[Dataset excerpts]

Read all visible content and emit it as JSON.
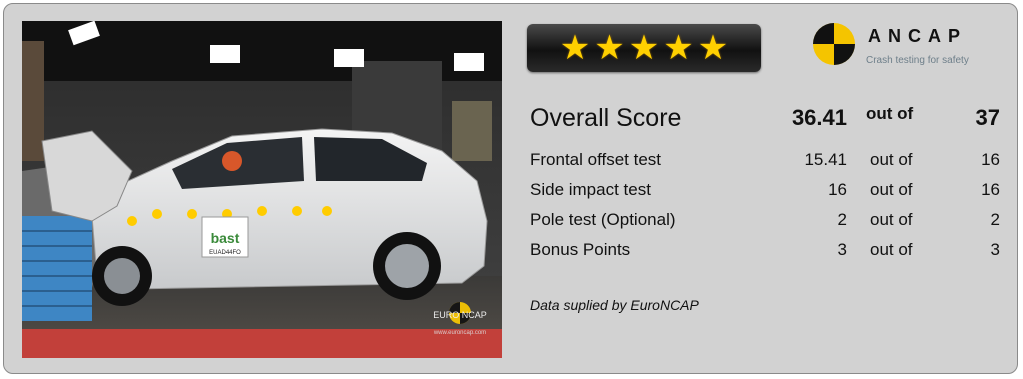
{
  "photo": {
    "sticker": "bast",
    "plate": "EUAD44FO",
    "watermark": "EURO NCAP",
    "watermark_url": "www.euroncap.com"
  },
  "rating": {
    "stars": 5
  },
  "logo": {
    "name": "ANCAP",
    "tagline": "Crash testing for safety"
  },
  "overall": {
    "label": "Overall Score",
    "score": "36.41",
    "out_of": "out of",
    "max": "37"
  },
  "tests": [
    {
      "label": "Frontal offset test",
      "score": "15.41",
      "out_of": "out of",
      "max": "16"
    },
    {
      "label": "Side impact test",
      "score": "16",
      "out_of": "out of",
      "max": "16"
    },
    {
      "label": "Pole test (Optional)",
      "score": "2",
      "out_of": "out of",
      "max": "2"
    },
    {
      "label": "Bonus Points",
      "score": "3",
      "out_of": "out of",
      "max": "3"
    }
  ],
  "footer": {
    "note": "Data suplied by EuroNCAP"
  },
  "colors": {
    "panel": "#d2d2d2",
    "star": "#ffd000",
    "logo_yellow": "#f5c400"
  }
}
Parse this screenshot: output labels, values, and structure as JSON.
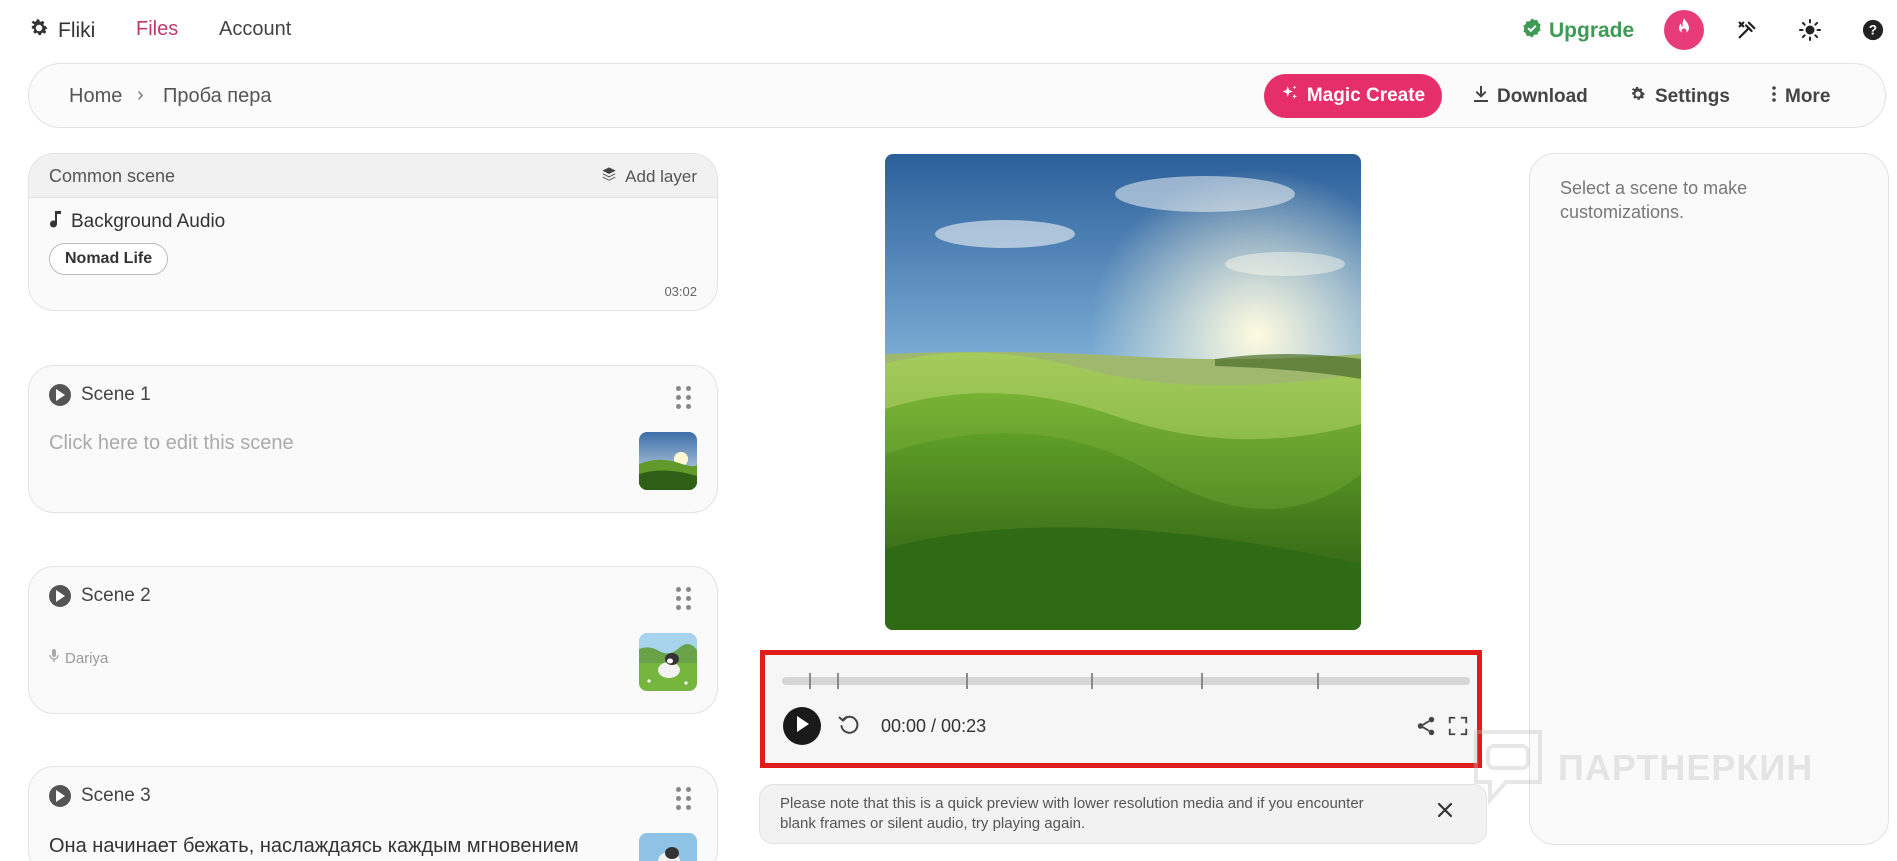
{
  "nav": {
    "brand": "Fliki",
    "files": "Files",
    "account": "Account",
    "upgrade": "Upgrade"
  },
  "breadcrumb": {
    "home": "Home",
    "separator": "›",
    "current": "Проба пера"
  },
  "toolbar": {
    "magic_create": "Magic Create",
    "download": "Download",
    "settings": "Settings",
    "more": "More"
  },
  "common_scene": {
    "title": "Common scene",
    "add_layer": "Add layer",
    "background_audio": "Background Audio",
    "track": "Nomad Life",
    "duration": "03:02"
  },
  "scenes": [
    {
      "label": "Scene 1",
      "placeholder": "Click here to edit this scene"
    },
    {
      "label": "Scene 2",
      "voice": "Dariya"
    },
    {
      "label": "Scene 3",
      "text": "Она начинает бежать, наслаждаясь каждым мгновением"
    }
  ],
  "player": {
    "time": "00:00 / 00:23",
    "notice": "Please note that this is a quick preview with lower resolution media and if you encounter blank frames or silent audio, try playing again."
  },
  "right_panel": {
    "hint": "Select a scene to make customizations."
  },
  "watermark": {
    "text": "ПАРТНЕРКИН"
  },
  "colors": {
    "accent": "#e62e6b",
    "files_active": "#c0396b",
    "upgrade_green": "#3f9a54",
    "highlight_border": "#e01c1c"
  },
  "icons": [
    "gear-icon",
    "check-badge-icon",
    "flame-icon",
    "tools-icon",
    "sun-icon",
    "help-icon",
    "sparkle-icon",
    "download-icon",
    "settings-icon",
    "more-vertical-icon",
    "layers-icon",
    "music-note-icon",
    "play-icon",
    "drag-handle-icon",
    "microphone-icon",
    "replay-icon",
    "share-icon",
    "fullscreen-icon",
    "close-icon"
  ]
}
==
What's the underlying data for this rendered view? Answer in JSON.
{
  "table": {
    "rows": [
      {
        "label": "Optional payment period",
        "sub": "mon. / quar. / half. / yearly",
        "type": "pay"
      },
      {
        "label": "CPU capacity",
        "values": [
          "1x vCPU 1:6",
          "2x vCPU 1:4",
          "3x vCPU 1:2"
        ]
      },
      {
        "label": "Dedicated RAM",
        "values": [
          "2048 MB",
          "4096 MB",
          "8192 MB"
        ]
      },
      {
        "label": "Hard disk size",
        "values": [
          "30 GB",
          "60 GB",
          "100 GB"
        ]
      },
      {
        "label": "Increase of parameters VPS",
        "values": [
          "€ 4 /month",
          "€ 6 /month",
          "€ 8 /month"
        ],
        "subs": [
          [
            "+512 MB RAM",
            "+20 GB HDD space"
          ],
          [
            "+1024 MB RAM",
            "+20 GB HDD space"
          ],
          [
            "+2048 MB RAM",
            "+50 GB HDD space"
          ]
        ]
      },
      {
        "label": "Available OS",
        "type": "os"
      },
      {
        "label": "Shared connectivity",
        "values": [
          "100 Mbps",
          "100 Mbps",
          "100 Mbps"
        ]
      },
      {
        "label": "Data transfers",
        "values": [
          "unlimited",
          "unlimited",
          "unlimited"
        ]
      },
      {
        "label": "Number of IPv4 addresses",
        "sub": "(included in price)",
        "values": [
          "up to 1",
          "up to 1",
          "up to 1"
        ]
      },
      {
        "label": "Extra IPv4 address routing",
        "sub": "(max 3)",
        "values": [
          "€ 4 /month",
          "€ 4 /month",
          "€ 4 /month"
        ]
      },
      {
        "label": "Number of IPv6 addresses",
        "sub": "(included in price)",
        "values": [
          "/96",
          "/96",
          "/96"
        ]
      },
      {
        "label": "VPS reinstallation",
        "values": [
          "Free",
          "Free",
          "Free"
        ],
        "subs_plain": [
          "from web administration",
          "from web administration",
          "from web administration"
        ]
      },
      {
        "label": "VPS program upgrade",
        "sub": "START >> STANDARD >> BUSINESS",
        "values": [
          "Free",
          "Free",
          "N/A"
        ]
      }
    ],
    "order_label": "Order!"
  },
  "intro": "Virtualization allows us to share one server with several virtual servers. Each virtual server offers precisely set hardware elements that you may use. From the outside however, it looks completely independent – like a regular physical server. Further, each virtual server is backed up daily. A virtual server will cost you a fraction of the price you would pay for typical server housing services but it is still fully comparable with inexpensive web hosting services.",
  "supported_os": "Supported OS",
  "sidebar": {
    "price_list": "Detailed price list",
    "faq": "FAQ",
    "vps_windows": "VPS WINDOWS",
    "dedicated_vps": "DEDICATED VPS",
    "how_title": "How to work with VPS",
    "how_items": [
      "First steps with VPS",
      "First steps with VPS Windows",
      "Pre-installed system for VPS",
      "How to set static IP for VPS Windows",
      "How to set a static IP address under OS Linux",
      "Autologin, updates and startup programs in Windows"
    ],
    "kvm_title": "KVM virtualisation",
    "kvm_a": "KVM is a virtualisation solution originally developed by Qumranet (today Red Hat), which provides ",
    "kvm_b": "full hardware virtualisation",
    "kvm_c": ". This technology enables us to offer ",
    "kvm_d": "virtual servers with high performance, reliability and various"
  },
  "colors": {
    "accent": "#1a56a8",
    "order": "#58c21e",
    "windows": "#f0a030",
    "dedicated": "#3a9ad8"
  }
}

[Your instructions]
From the records, copy every line that has the string "steps" in it.

[Written reply]
      "First steps with VPS",
      "First steps with VPS Windows",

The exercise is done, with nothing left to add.